- _WHAT IS BEING ASKED_:
Search the material below for the word "with". Copy every line that has it.

────

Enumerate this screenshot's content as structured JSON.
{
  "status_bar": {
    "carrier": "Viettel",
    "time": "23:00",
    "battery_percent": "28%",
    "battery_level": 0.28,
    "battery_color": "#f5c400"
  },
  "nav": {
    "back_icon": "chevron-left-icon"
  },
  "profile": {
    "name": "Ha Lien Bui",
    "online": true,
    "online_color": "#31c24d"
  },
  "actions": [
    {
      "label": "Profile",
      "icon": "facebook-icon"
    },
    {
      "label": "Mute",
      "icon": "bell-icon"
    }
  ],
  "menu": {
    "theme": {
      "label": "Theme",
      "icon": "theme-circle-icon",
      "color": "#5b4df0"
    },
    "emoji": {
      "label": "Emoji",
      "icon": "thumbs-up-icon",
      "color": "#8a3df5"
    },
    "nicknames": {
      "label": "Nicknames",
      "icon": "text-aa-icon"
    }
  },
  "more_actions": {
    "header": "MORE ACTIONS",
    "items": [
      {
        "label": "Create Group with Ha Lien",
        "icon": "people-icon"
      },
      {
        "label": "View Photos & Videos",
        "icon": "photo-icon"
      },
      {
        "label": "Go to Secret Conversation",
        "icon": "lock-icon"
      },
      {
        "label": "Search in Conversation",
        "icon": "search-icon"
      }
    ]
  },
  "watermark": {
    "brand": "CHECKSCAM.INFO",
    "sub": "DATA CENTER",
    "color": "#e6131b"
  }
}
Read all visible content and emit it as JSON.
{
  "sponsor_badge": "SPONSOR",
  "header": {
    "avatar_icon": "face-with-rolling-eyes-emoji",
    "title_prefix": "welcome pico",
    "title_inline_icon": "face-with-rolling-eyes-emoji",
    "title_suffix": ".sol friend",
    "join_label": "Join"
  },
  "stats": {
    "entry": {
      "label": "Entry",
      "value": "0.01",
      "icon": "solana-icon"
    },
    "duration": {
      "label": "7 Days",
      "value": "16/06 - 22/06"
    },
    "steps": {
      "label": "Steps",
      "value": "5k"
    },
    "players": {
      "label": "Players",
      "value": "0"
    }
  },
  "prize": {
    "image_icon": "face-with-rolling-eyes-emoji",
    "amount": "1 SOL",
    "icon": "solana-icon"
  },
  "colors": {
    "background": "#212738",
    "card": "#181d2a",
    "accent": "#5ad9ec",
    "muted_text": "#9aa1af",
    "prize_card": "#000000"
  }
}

────

- _TASK ANSWER_:
        "label": "Create Group with Ha Lien",
    "avatar_icon": "face-with-rolling-eyes-emoji",
    "title_inline_icon": "face-with-rolling-eyes-emoji",
    "image_icon": "face-with-rolling-eyes-emoji",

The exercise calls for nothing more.